▶ **Extract provided**

Measuring before tooling: where AI investment in engineering should go

DX recently published results from a 16-month longitudinal study across 400+ engineering organizations: AI tool usage rose by 65%, while median PR throughput rose by just under 8%. Most organizations landed in the 5-15% range. Meaningful, but well short of the 3x or 10x being promised by some vendors.

Brian Houck, who leads developer productivity research at Microsoft, offered an explanation: coding accounts for around 14% of a developer's workweek. Even significant gains in the coding portion only recover so much.

The other 86%, things like review, planning, debugging, context-switching, stakeholder back-and-forth, the rework that happens when something gets built before it's understood, doesn't get faster because writing the code did.

This isn't an argument against coding tools, I use them daily. But "roll out coding tools" isn't a strategy, and I've recently moved into a new area of focus at Mintel: optimising how engineering teams adopt AI tools. If my job is to help teams move faster, I need to know which tools are helping which teams, where the real bottlenecks are, and how to target investment at problems teams actually have. That's a measurement problem before it's a tooling problem.

▶ **Description of the task**
Quote the piece on AI investment in engineering word for word, beginning at "DX recently published" and stopping after "the code did.". The records come from a separate source.

▶ **Entries shown**
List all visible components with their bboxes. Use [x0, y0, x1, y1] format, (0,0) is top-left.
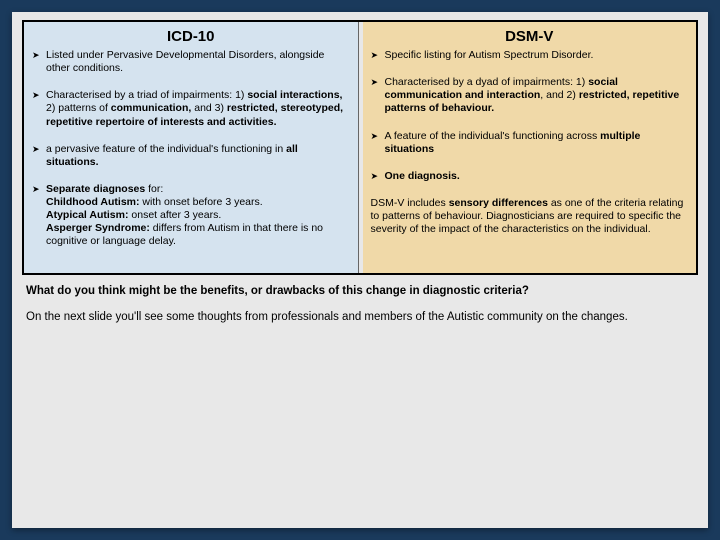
bullet-text: One diagnosis. [385, 170, 689, 183]
footer-question: What do you think might be the benefits,… [26, 283, 694, 299]
bullet-text: Characterised by a dyad of impairments: … [385, 76, 689, 115]
comparison-table: ICD-10 ➤Listed under Pervasive Developme… [22, 20, 698, 275]
footer-note: On the next slide you'll see some though… [26, 309, 694, 325]
bullet-text: Separate diagnoses for:Childhood Autism:… [46, 183, 350, 249]
footer-text: What do you think might be the benefits,… [22, 283, 698, 325]
bullet-item: ➤Characterised by a triad of impairments… [32, 89, 350, 128]
bullet-text: Characterised by a triad of impairments:… [46, 89, 350, 128]
bullet-text: A feature of the individual's functionin… [385, 130, 689, 156]
bullet-text: a pervasive feature of the individual's … [46, 143, 350, 169]
dsmv-paragraph: DSM-V includes sensory differences as on… [371, 197, 689, 236]
icd10-column: ICD-10 ➤Listed under Pervasive Developme… [24, 22, 359, 273]
bullet-marker-icon: ➤ [371, 49, 385, 62]
bullet-item: ➤One diagnosis. [371, 170, 689, 183]
slide-panel: ICD-10 ➤Listed under Pervasive Developme… [12, 12, 708, 528]
bullet-item: ➤A feature of the individual's functioni… [371, 130, 689, 156]
bullet-marker-icon: ➤ [32, 143, 46, 169]
bullet-item: ➤Listed under Pervasive Developmental Di… [32, 49, 350, 75]
icd10-title: ICD-10 [32, 28, 350, 45]
bullet-marker-icon: ➤ [32, 49, 46, 75]
dsmv-column: DSM-V ➤Specific listing for Autism Spect… [363, 22, 697, 273]
bullet-item: ➤Characterised by a dyad of impairments:… [371, 76, 689, 115]
bullet-item: ➤Specific listing for Autism Spectrum Di… [371, 49, 689, 62]
bullet-marker-icon: ➤ [32, 183, 46, 249]
bullet-item: ➤Separate diagnoses for:Childhood Autism… [32, 183, 350, 249]
bullet-marker-icon: ➤ [32, 89, 46, 128]
icd10-items: ➤Listed under Pervasive Developmental Di… [32, 49, 350, 249]
bullet-item: ➤a pervasive feature of the individual's… [32, 143, 350, 169]
bullet-marker-icon: ➤ [371, 170, 385, 183]
bullet-text: Specific listing for Autism Spectrum Dis… [385, 49, 689, 62]
dsmv-items: ➤Specific listing for Autism Spectrum Di… [371, 49, 689, 183]
dsmv-title: DSM-V [371, 28, 689, 45]
bullet-marker-icon: ➤ [371, 130, 385, 156]
bullet-text: Listed under Pervasive Developmental Dis… [46, 49, 350, 75]
bullet-marker-icon: ➤ [371, 76, 385, 115]
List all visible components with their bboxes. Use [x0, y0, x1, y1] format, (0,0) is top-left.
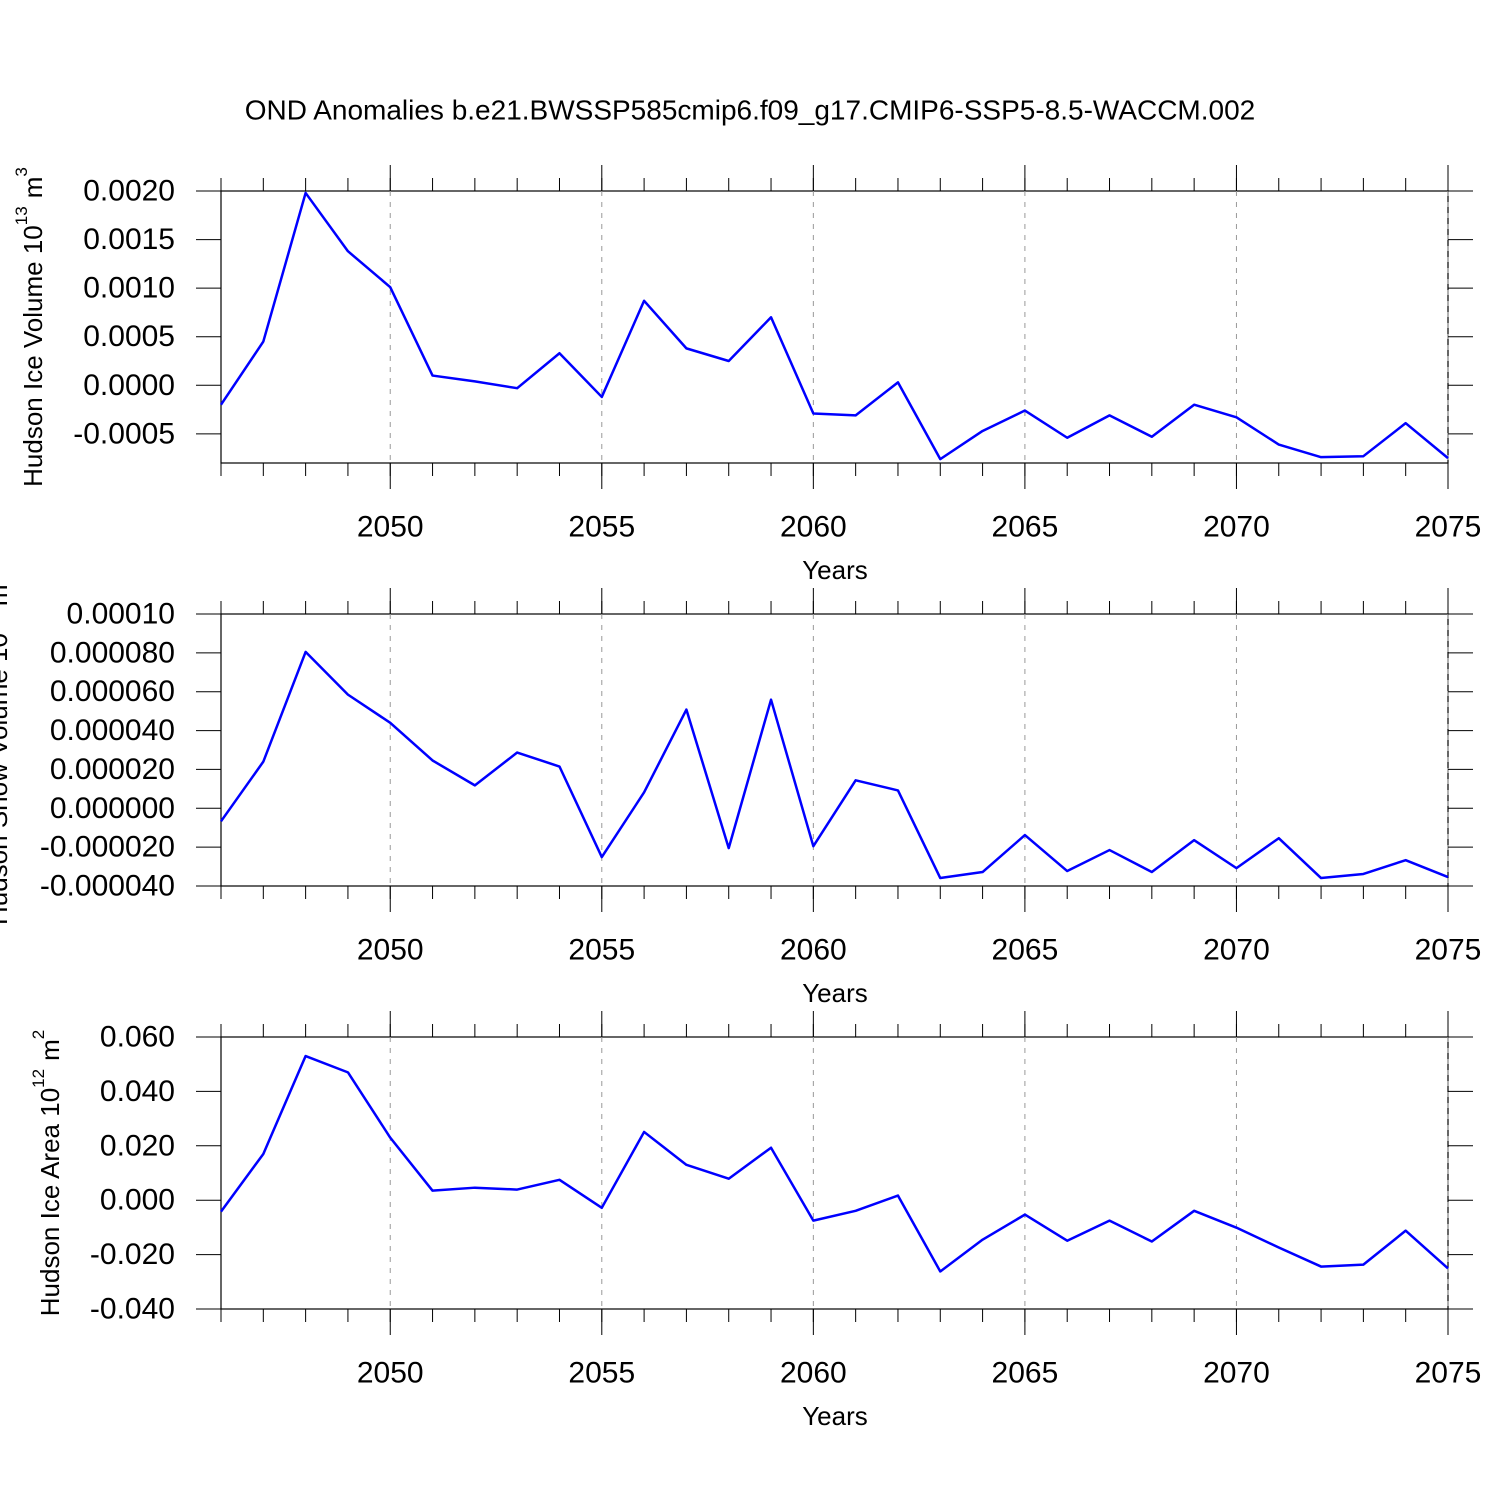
data-line — [219, 191, 1449, 461]
chart-title: OND Anomalies b.e21.BWSSP585cmip6.f09_g1… — [245, 95, 1256, 126]
plot-frame — [220, 613, 1449, 887]
x-tick-label: 2055 — [568, 511, 635, 544]
y-tick-label: 0.000060 — [50, 675, 175, 708]
plot-frame — [220, 190, 1449, 464]
x-axis-label: Years — [802, 1401, 868, 1431]
y-axis-label: Hudson Ice Area 1012 m2 — [29, 1030, 66, 1316]
x-axis-label: Years — [802, 978, 868, 1008]
x-tick-label: 2075 — [1415, 511, 1482, 544]
y-label-exp: 12 — [29, 1069, 48, 1088]
x-tick-label: 2065 — [992, 1357, 1059, 1390]
y-axis-label: Hudson Ice Volume 1013 m3 — [12, 167, 49, 487]
y-tick-label: 0.0020 — [83, 175, 175, 208]
x-tick-label: 2060 — [780, 934, 847, 967]
x-tick-label: 2060 — [780, 511, 847, 544]
x-tick-label: 2065 — [992, 934, 1059, 967]
data-line — [219, 650, 1449, 880]
y-label-unit-exp: 3 — [12, 167, 31, 176]
y-tick-label: -0.000040 — [40, 870, 175, 903]
y-tick-label: 0.000000 — [50, 792, 175, 825]
y-tick-label: 0.000 — [100, 1184, 175, 1217]
plot-frame — [220, 1036, 1449, 1310]
x-tick-label: 2050 — [357, 934, 424, 967]
x-tick-label: 2050 — [357, 1357, 424, 1390]
y-tick-label: 0.000040 — [50, 714, 175, 747]
y-label-text: Hudson Ice Area 10 — [35, 1088, 65, 1316]
y-label-unit: m — [35, 1039, 65, 1061]
y-label-text: Hudson Ice Volume 10 — [18, 225, 48, 487]
y-tick-label: 0.020 — [100, 1129, 175, 1162]
y-tick-label: 0.040 — [100, 1075, 175, 1108]
y-tick-label: -0.040 — [90, 1293, 175, 1326]
y-label-unit: m — [0, 584, 13, 606]
y-axis-label: Hudson Snow Volume 1013m3 — [0, 575, 13, 925]
data-line — [219, 1054, 1449, 1273]
y-tick-label: 0.000020 — [50, 753, 175, 786]
x-tick-label: 2070 — [1203, 1357, 1270, 1390]
y-label-unit: m — [18, 177, 48, 199]
x-tick-label: 2075 — [1415, 1357, 1482, 1390]
y-tick-label: -0.000020 — [40, 831, 175, 864]
x-axis-label: Years — [802, 555, 868, 585]
x-tick-label: 2060 — [780, 1357, 847, 1390]
y-tick-label: 0.0005 — [83, 320, 175, 353]
y-tick-label: 0.060 — [100, 1021, 175, 1054]
x-tick-label: 2070 — [1203, 511, 1270, 544]
y-label-unit-exp: 2 — [29, 1030, 48, 1039]
y-tick-label: 0.0015 — [83, 223, 175, 256]
y-label-exp: 13 — [12, 206, 31, 225]
x-tick-label: 2075 — [1415, 934, 1482, 967]
y-tick-label: -0.020 — [90, 1238, 175, 1271]
x-tick-label: 2055 — [568, 1357, 635, 1390]
x-tick-label: 2065 — [992, 511, 1059, 544]
y-tick-label: 0.00010 — [67, 598, 175, 631]
x-tick-label: 2050 — [357, 511, 424, 544]
x-tick-label: 2070 — [1203, 934, 1270, 967]
y-label-text: Hudson Snow Volume 10 — [0, 633, 13, 925]
x-tick-label: 2055 — [568, 934, 635, 967]
y-tick-label: -0.0005 — [73, 417, 175, 450]
y-tick-label: 0.000080 — [50, 636, 175, 669]
y-tick-label: 0.0000 — [83, 369, 175, 402]
y-tick-label: 0.0010 — [83, 272, 175, 305]
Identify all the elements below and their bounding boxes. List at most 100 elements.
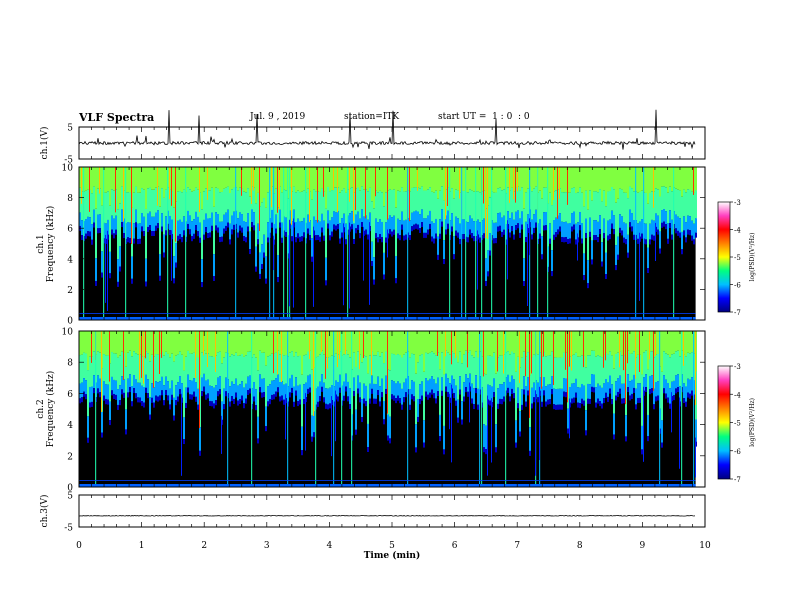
spectrogram-band-fade [641,233,643,239]
spectrogram-band-mid [631,353,633,380]
spectrogram-band-mid [417,362,419,400]
spectrogram-band-fade [411,226,413,232]
spectrogram-band-fade [217,391,219,397]
spectrogram-band-high [363,167,365,190]
spectrogram-band-mid [521,357,523,390]
spectrogram-band-mid [611,355,613,385]
spectrogram-band-fade [355,429,357,435]
spectrogram-intense-streak [653,331,654,391]
spectrogram-band-high [111,331,113,353]
spectrogram-band-edge [611,210,613,224]
spectrogram-intense-streak [363,331,364,359]
spectrogram-band-fade [243,403,245,409]
spectrogram-band-edge [609,219,611,235]
spectrogram-band-mid [539,190,541,219]
spectrogram-band-mid [591,350,593,375]
spectrogram-band-high [403,167,405,192]
spectrogram-band-fade [603,233,605,239]
spectrogram-band-edge [679,386,681,402]
ylabel-line: ch.3(V) [39,495,50,528]
spectrogram-band-mid [687,352,689,379]
spectrogram-band-high [243,331,245,357]
spectrogram-band-high [93,331,95,352]
spectrogram-band-high [303,167,305,191]
spectrogram-band-fade [573,224,575,230]
spectrogram-band-fade [223,228,225,234]
spectrogram-band-fade [431,236,433,242]
spectrogram-band-fade [273,394,275,400]
spectrogram-band-edge [379,219,381,235]
spectrogram-band-high [493,167,495,193]
spectrogram-band-mid [491,356,493,387]
spectrogram-band-fade [311,436,313,442]
spectrogram-band-mid [431,191,433,222]
spectrogram-band-edge [597,221,599,238]
x-tick-label: 10 [699,541,711,551]
spectrogram-band-fade [229,401,231,407]
spectrogram-band-edge [585,218,587,234]
spectrogram-band-high [193,331,195,353]
spectrogram-band-fade [283,399,285,405]
spectrogram-band-edge [133,375,135,389]
spectrogram-band-edge [259,252,261,274]
spectrogram-band-edge [367,219,369,235]
spectrogram-band-fade [393,395,395,401]
spectrogram-band-mid [147,353,149,380]
spectrogram-band-edge [555,389,557,405]
spectrogram-band-high [319,167,321,193]
spectrogram-band-mid [579,187,581,213]
spectrogram-band-high [103,331,105,355]
spectrogram-band-edge [135,379,137,394]
spectrogram-band-fade [107,399,109,405]
spectrogram-band-mid [515,371,517,421]
spectrogram-band-high [143,167,145,190]
spectrogram-band-edge [177,382,179,397]
spectrogram-band-mid [147,188,149,214]
spectrogram-band-high [383,331,385,364]
spectrogram-band-edge [397,218,399,234]
spectrogram-band-fade [485,281,487,287]
spectrogram-band-high [153,167,155,190]
spectrogram-sferic [505,331,507,487]
spectrogram-band-mid [459,351,461,377]
spectrogram-band-high [413,167,415,188]
spectrogram-band-fade [189,394,191,400]
spectrogram-band-mid [547,355,549,385]
spectrogram-band-high [89,331,91,357]
spectrogram-band-mid [519,190,521,219]
spectrogram-band-high [365,331,367,357]
spectrogram-band-fade [653,235,655,241]
spectrogram-band-edge [625,415,627,437]
spectrogram-band-fade [395,278,397,284]
spectrogram-band-high [239,331,241,356]
spectrogram-band-high [535,167,537,187]
spectrogram-band-edge [597,383,599,399]
spectrogram-band-fade [533,227,535,233]
spectrogram-band-high [87,331,89,371]
spectrogram-band-mid [483,373,485,425]
spectrogram-band-mid [81,354,83,383]
spectrogram-band-mid [271,353,273,381]
spectrogram-band-high [629,167,631,187]
spectrogram-band-mid [159,206,161,255]
spectrogram-band-mid [629,353,631,382]
spectrogram-band-high [649,167,651,193]
spectrogram-band-fade [137,239,139,245]
spectrogram-band-high [285,167,287,191]
spectrogram-sferic [481,331,483,487]
spectrogram-band-fade [403,235,405,241]
spectrogram-band-mid [243,191,245,221]
colorbar-tick-label: -4 [734,227,741,235]
spectrogram-band-high [187,331,189,351]
spectrogram-band-fade [645,239,647,245]
spectrogram-band-fade [605,392,607,398]
spectrogram-band-mid [677,189,679,217]
spectrogram-band-high [581,331,583,356]
spectrogram-band-mid [219,192,221,222]
spectrogram-band-edge [117,389,119,405]
spectrogram-band-high [399,167,401,192]
spectrogram-band-high [257,167,259,193]
spectrogram-band-mid [221,191,223,222]
spectrogram-band-mid [665,353,667,380]
spectrogram-band-fade [373,398,375,404]
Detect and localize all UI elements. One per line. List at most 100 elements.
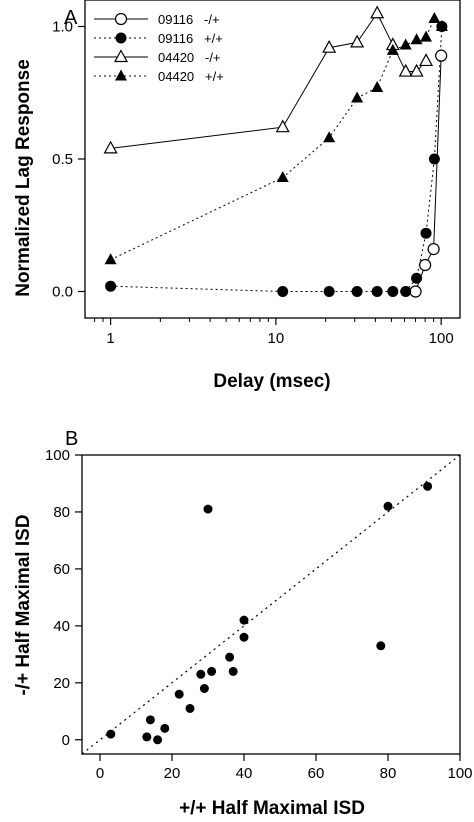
- open-triangle-point: [103, 140, 118, 154]
- filled-triangle-point: [104, 253, 117, 265]
- x-tick-label: 20: [164, 765, 181, 782]
- open-circle-point: [427, 243, 440, 256]
- legend-filled-circle-icon: [115, 32, 127, 44]
- y-tick-label: 0.5: [52, 151, 73, 168]
- scatter-point: [160, 723, 170, 733]
- filled-triangle-point: [410, 33, 423, 45]
- panel-a-legend: 09116 -/+ 09116 +/+ 04420 -/+ 04420 +/+: [94, 12, 224, 84]
- legend-label-0: 09116 -/+: [158, 12, 220, 27]
- panel-b: B 0 20 40 60 80 100 0 20 40 60 80 100 +/+ Half Maxi…: [13, 428, 473, 819]
- open-circle-point: [419, 258, 432, 272]
- panel-b-frame: [81, 454, 461, 755]
- legend-label-1: 09116 +/+: [158, 31, 223, 46]
- y-tick-label: 60: [53, 561, 70, 578]
- y-tick-label: 100: [45, 447, 70, 464]
- filled-triangle-point: [399, 38, 412, 50]
- legend-label-2: 04420 -/+: [158, 50, 221, 65]
- series-line-3: [110, 17, 443, 261]
- x-tick-label: 80: [380, 765, 397, 782]
- scatter-point: [153, 735, 163, 745]
- scatter-point: [225, 652, 235, 662]
- x-tick-label: 60: [308, 765, 325, 782]
- filled-triangle-point: [428, 12, 441, 24]
- open-triangle-point: [322, 39, 337, 53]
- filled-circle-point: [400, 286, 412, 297]
- panel-a-markers: [103, 5, 448, 298]
- scatter-point: [207, 666, 217, 676]
- scatter-point: [142, 732, 152, 742]
- panel-a-letter: A: [64, 7, 78, 29]
- open-triangle-point: [370, 5, 385, 19]
- panel-b-points: [106, 481, 433, 745]
- y-tick-label: 20: [53, 675, 70, 692]
- filled-circle-point: [428, 153, 440, 165]
- legend-entry-2: 04420 -/+: [94, 49, 221, 65]
- filled-triangle-point: [371, 80, 384, 92]
- x-tick-label: 10: [268, 330, 285, 347]
- scatter-point: [106, 729, 116, 739]
- open-triangle-point: [275, 119, 290, 133]
- filled-circle-point: [387, 286, 399, 297]
- x-tick-label: 100: [429, 330, 454, 347]
- filled-triangle-point: [276, 171, 289, 183]
- panel-a-axes: 1 10 100 0.0 0.5 1.0: [52, 19, 454, 348]
- panel-b-identity-line: [81, 454, 461, 755]
- legend-entry-3: 04420 +/+: [94, 69, 224, 84]
- panel-a: A 1 10 100 0.0 0.5 1.0 09116 -/+ 09116 +/+ 04…: [13, 0, 461, 392]
- legend-open-triangle-icon: [113, 49, 129, 63]
- open-triangle-point: [409, 63, 424, 77]
- panel-b-letter: B: [65, 428, 78, 450]
- filled-circle-point: [371, 286, 383, 297]
- x-tick-label: 100: [447, 765, 472, 782]
- scatter-point: [383, 501, 393, 511]
- scatter-point: [174, 689, 184, 699]
- filled-triangle-point: [386, 43, 399, 55]
- panel-b-x-axis-title: +/+ Half Maximal ISD: [179, 798, 365, 819]
- x-tick-label: 1: [106, 330, 114, 347]
- filled-circle-point: [323, 286, 335, 297]
- scatter-point: [203, 504, 213, 514]
- scatter-point: [239, 632, 249, 642]
- scatter-point: [185, 703, 195, 713]
- x-tick-label: 40: [236, 765, 253, 782]
- scatter-point: [228, 666, 238, 676]
- y-tick-label: 1.0: [52, 19, 73, 36]
- filled-circle-point: [277, 286, 289, 297]
- filled-circle-point: [411, 272, 423, 284]
- legend-filled-triangle-icon: [115, 69, 127, 81]
- filled-triangle-point: [435, 20, 448, 31]
- filled-circle-point: [420, 227, 432, 239]
- legend-entry-0: 09116 -/+: [94, 12, 220, 27]
- series-line-0: [415, 55, 442, 292]
- filled-triangle-point: [420, 30, 433, 42]
- open-triangle-point: [350, 34, 365, 48]
- filled-triangle-point: [323, 131, 336, 143]
- panel-b-axes: 0 20 40 60 80 100 0 20 40 60 80 100: [45, 447, 473, 782]
- scatter-point: [423, 481, 433, 491]
- panel-a-x-axis-title: Delay (msec): [213, 371, 330, 392]
- open-triangle-point: [398, 63, 413, 77]
- scatter-point: [145, 715, 155, 725]
- y-tick-label: 40: [53, 618, 70, 635]
- scatter-point: [199, 684, 209, 694]
- y-tick-label: 0: [62, 732, 70, 749]
- legend-open-circle-icon: [114, 12, 128, 26]
- legend-label-3: 04420 +/+: [158, 69, 224, 84]
- panel-b-y-axis-title: -/+ Half Maximal ISD: [13, 514, 34, 695]
- open-circle-point: [409, 285, 422, 298]
- series-line-1: [110, 26, 443, 292]
- open-circle-point: [435, 49, 448, 62]
- filled-circle-point: [105, 280, 117, 292]
- x-tick-label: 0: [96, 765, 104, 782]
- scatter-point: [376, 641, 386, 651]
- open-triangle-point: [419, 53, 434, 67]
- scatter-point: [196, 669, 206, 679]
- filled-circle-point: [351, 286, 363, 297]
- y-tick-label: 0.0: [52, 284, 73, 301]
- panel-a-y-axis-title: Normalized Lag Response: [13, 59, 34, 297]
- filled-triangle-point: [351, 91, 364, 103]
- y-tick-label: 80: [53, 504, 70, 521]
- legend-entry-1: 09116 +/+: [94, 31, 223, 46]
- scatter-point: [239, 615, 249, 625]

▶ **Answer**
DX recently published results from a 16-month longitudinal study across 400+ engineering organizations: AI tool usage rose by 65%, while median PR throughput rose by just under 8%. Most organizations landed in the 5-15% range. Meaningful, but well short of the 3x or 10x being promised by some vendors.

Brian Houck, who leads developer productivity research at Microsoft, offered an explanation: coding accounts for around 14% of a developer's workweek. Even significant gains in the coding portion only recover so much.

The other 86%, things like review, planning, debugging, context-switching, stakeholder back-and-forth, the rework that happens when something gets built before it's understood, doesn't get faster because writing the code did.